> Extracted data:
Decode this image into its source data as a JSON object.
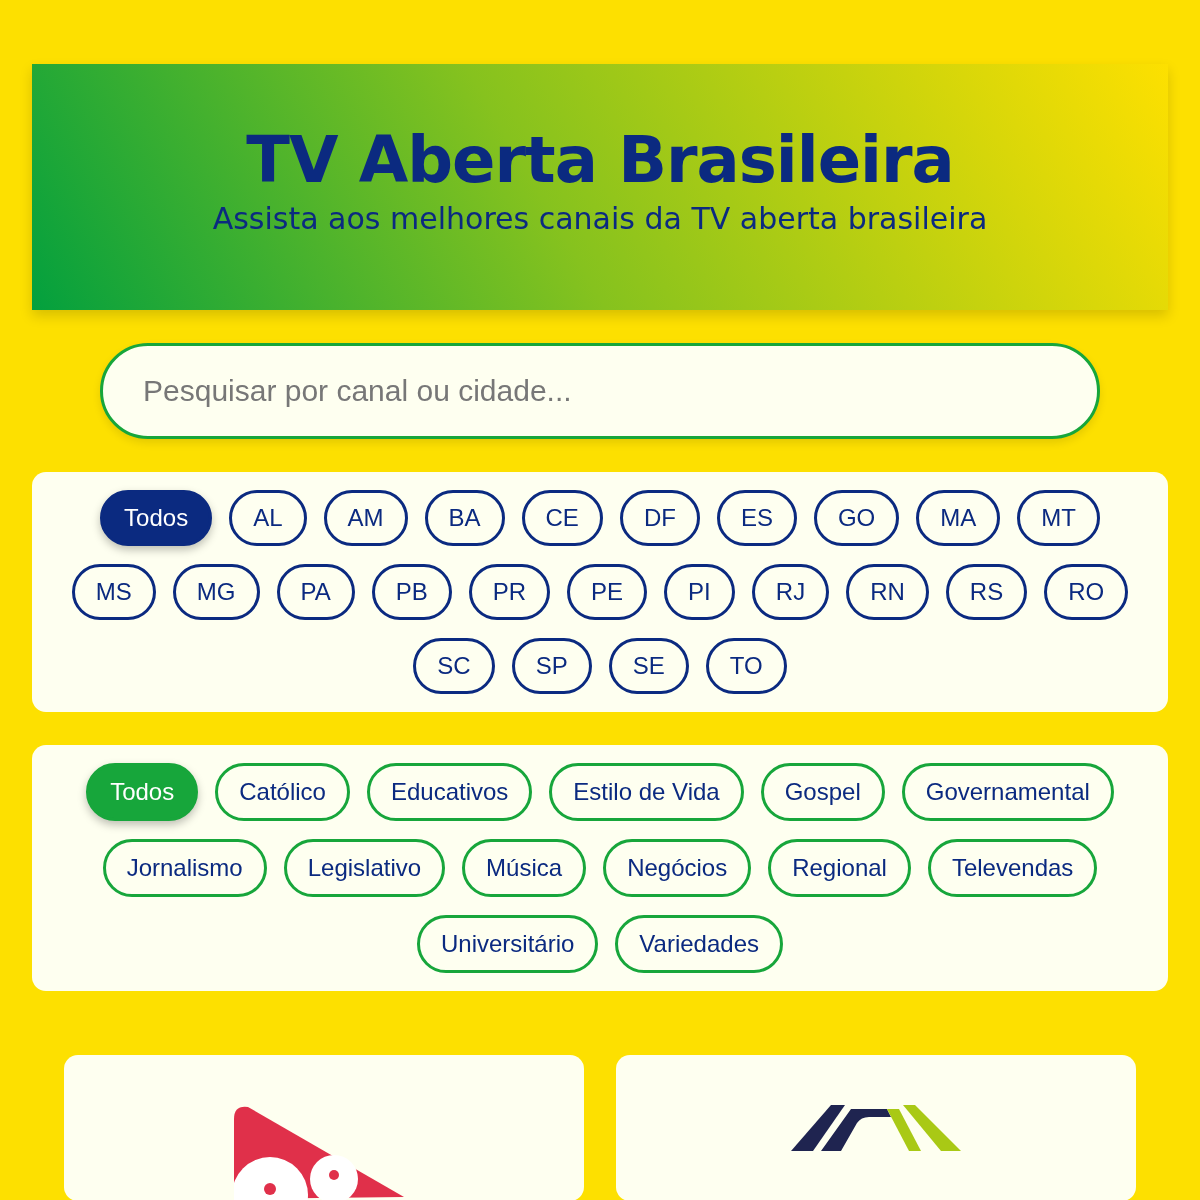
{
  "header": {
    "title": "TV Aberta Brasileira",
    "subtitle": "Assista aos melhores canais da TV aberta brasileira"
  },
  "search": {
    "placeholder": "Pesquisar por canal ou cidade..."
  },
  "state_filters": [
    {
      "label": "Todos",
      "selected": true
    },
    {
      "label": "AL",
      "selected": false
    },
    {
      "label": "AM",
      "selected": false
    },
    {
      "label": "BA",
      "selected": false
    },
    {
      "label": "CE",
      "selected": false
    },
    {
      "label": "DF",
      "selected": false
    },
    {
      "label": "ES",
      "selected": false
    },
    {
      "label": "GO",
      "selected": false
    },
    {
      "label": "MA",
      "selected": false
    },
    {
      "label": "MT",
      "selected": false
    },
    {
      "label": "MS",
      "selected": false
    },
    {
      "label": "MG",
      "selected": false
    },
    {
      "label": "PA",
      "selected": false
    },
    {
      "label": "PB",
      "selected": false
    },
    {
      "label": "PR",
      "selected": false
    },
    {
      "label": "PE",
      "selected": false
    },
    {
      "label": "PI",
      "selected": false
    },
    {
      "label": "RJ",
      "selected": false
    },
    {
      "label": "RN",
      "selected": false
    },
    {
      "label": "RS",
      "selected": false
    },
    {
      "label": "RO",
      "selected": false
    },
    {
      "label": "SC",
      "selected": false
    },
    {
      "label": "SP",
      "selected": false
    },
    {
      "label": "SE",
      "selected": false
    },
    {
      "label": "TO",
      "selected": false
    }
  ],
  "category_filters": [
    {
      "label": "Todos",
      "selected": true
    },
    {
      "label": "Católico",
      "selected": false
    },
    {
      "label": "Educativos",
      "selected": false
    },
    {
      "label": "Estilo de Vida",
      "selected": false
    },
    {
      "label": "Gospel",
      "selected": false
    },
    {
      "label": "Governamental",
      "selected": false
    },
    {
      "label": "Jornalismo",
      "selected": false
    },
    {
      "label": "Legislativo",
      "selected": false
    },
    {
      "label": "Música",
      "selected": false
    },
    {
      "label": "Negócios",
      "selected": false
    },
    {
      "label": "Regional",
      "selected": false
    },
    {
      "label": "Televendas",
      "selected": false
    },
    {
      "label": "Universitário",
      "selected": false
    },
    {
      "label": "Variedades",
      "selected": false
    }
  ],
  "channels": [
    {
      "kind": "triangle"
    },
    {
      "kind": "stripes"
    }
  ]
}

> Direction: Reproduce all entries exactly. Pictures do not belong in the copy.

> Exercise response:
Decode this image into its source data as a JSON object.
{
  "header": {
    "title": "TV Aberta Brasileira",
    "subtitle": "Assista aos melhores canais da TV aberta brasileira"
  },
  "search": {
    "placeholder": "Pesquisar por canal ou cidade..."
  },
  "state_filters": [
    {
      "label": "Todos",
      "selected": true
    },
    {
      "label": "AL",
      "selected": false
    },
    {
      "label": "AM",
      "selected": false
    },
    {
      "label": "BA",
      "selected": false
    },
    {
      "label": "CE",
      "selected": false
    },
    {
      "label": "DF",
      "selected": false
    },
    {
      "label": "ES",
      "selected": false
    },
    {
      "label": "GO",
      "selected": false
    },
    {
      "label": "MA",
      "selected": false
    },
    {
      "label": "MT",
      "selected": false
    },
    {
      "label": "MS",
      "selected": false
    },
    {
      "label": "MG",
      "selected": false
    },
    {
      "label": "PA",
      "selected": false
    },
    {
      "label": "PB",
      "selected": false
    },
    {
      "label": "PR",
      "selected": false
    },
    {
      "label": "PE",
      "selected": false
    },
    {
      "label": "PI",
      "selected": false
    },
    {
      "label": "RJ",
      "selected": false
    },
    {
      "label": "RN",
      "selected": false
    },
    {
      "label": "RS",
      "selected": false
    },
    {
      "label": "RO",
      "selected": false
    },
    {
      "label": "SC",
      "selected": false
    },
    {
      "label": "SP",
      "selected": false
    },
    {
      "label": "SE",
      "selected": false
    },
    {
      "label": "TO",
      "selected": false
    }
  ],
  "category_filters": [
    {
      "label": "Todos",
      "selected": true
    },
    {
      "label": "Católico",
      "selected": false
    },
    {
      "label": "Educativos",
      "selected": false
    },
    {
      "label": "Estilo de Vida",
      "selected": false
    },
    {
      "label": "Gospel",
      "selected": false
    },
    {
      "label": "Governamental",
      "selected": false
    },
    {
      "label": "Jornalismo",
      "selected": false
    },
    {
      "label": "Legislativo",
      "selected": false
    },
    {
      "label": "Música",
      "selected": false
    },
    {
      "label": "Negócios",
      "selected": false
    },
    {
      "label": "Regional",
      "selected": false
    },
    {
      "label": "Televendas",
      "selected": false
    },
    {
      "label": "Universitário",
      "selected": false
    },
    {
      "label": "Variedades",
      "selected": false
    }
  ],
  "channels": [
    {
      "kind": "triangle"
    },
    {
      "kind": "stripes"
    }
  ]
}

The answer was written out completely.